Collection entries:
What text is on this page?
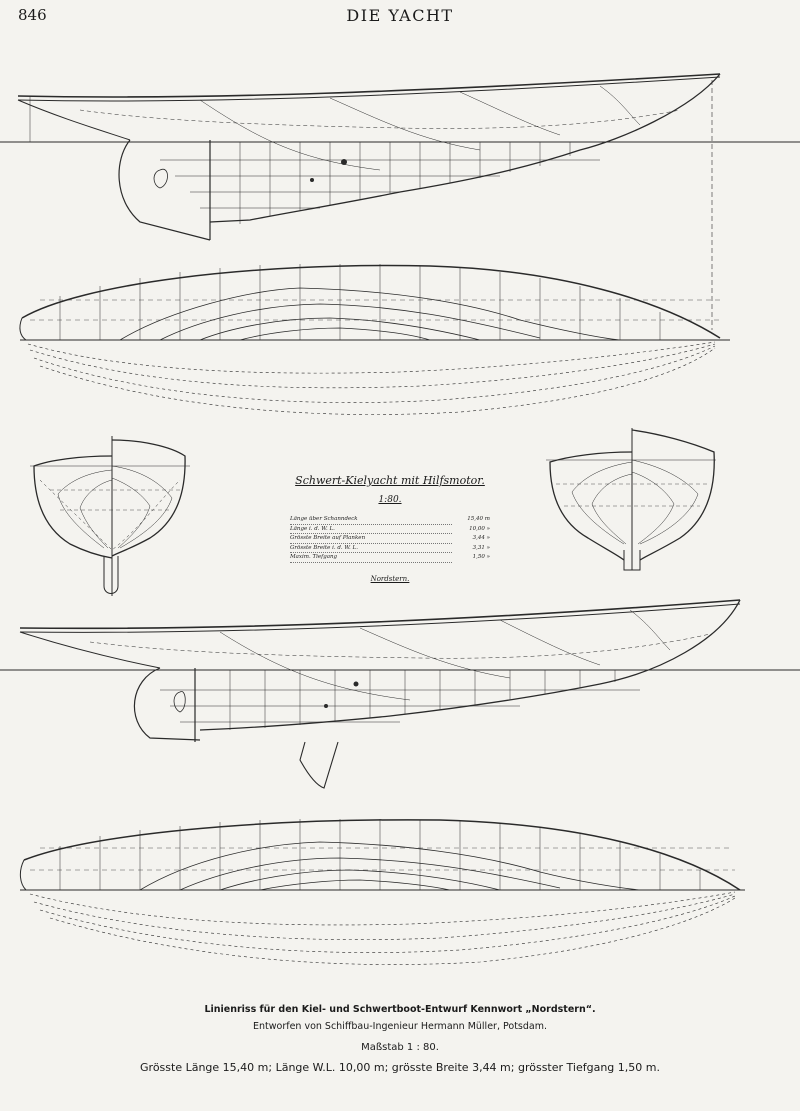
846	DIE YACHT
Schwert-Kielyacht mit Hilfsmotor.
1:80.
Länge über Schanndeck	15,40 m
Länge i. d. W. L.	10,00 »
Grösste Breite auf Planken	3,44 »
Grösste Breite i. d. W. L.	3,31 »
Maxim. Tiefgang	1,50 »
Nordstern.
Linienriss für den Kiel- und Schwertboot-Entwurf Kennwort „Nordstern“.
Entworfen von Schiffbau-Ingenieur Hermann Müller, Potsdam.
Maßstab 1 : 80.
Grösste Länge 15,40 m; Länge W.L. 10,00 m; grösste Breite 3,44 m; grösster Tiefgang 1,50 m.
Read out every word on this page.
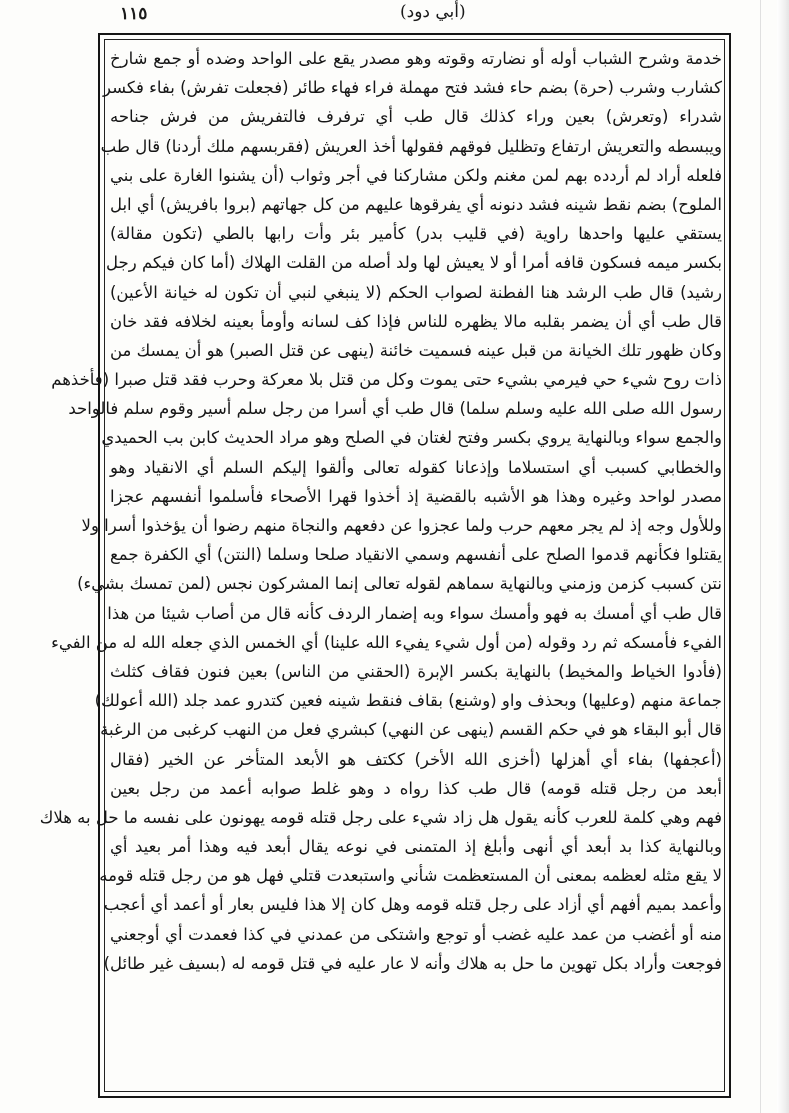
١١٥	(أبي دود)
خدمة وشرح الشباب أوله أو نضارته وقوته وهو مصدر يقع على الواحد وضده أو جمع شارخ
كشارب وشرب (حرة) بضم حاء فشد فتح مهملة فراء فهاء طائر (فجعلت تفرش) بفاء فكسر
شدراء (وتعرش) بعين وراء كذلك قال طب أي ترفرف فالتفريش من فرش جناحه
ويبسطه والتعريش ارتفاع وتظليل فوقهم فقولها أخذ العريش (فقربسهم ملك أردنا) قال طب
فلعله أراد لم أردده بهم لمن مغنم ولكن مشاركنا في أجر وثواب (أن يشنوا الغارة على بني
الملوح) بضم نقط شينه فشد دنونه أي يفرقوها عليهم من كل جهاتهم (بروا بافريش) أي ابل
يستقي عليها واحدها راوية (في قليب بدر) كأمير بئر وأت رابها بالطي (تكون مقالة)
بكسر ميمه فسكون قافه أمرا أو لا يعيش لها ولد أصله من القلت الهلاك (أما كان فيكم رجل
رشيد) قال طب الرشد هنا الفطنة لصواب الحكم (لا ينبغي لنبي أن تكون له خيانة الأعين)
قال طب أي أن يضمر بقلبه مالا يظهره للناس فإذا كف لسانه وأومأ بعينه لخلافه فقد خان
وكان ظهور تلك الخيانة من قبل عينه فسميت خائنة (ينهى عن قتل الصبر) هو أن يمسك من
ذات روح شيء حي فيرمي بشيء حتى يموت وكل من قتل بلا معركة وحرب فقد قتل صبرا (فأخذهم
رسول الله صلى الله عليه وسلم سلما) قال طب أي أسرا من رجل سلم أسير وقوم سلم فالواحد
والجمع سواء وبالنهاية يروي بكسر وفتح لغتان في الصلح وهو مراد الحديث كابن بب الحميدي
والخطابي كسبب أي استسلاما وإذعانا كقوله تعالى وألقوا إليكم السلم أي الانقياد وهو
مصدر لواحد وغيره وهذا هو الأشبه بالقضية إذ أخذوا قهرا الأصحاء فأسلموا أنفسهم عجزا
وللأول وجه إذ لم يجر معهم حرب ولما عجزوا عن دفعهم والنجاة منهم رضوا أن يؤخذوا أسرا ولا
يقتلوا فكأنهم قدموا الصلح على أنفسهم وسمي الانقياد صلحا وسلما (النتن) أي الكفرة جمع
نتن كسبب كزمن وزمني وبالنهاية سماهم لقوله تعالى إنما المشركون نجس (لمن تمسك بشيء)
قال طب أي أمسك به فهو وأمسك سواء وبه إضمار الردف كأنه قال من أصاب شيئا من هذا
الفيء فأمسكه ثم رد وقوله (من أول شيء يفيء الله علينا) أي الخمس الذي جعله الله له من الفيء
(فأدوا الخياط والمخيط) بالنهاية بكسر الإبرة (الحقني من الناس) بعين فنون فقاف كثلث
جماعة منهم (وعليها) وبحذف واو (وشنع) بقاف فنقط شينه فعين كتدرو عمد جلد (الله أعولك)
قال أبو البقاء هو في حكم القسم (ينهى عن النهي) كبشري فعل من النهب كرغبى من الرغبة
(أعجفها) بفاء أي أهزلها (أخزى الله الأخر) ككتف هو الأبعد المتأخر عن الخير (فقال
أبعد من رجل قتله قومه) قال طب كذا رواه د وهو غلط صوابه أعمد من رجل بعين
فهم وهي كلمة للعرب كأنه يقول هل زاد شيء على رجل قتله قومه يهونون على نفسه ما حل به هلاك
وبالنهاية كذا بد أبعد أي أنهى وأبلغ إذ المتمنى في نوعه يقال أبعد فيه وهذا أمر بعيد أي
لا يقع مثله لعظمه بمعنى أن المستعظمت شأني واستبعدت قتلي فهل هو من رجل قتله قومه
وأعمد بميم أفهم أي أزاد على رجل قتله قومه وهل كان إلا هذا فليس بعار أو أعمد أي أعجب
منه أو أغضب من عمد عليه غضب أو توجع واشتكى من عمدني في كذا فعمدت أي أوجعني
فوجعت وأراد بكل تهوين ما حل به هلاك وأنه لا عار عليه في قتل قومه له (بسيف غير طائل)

Work to do: Check each line of the records for "Breite" and copy the ones that contain it.

Answer to the task:
Grösste Breite auf Planken	3,44 »
Grösste Breite i. d. W. L.	3,31 »
Grösste Länge 15,40 m; Länge W.L. 10,00 m; grösste Breite 3,44 m; grösster Tiefgang 1,50 m.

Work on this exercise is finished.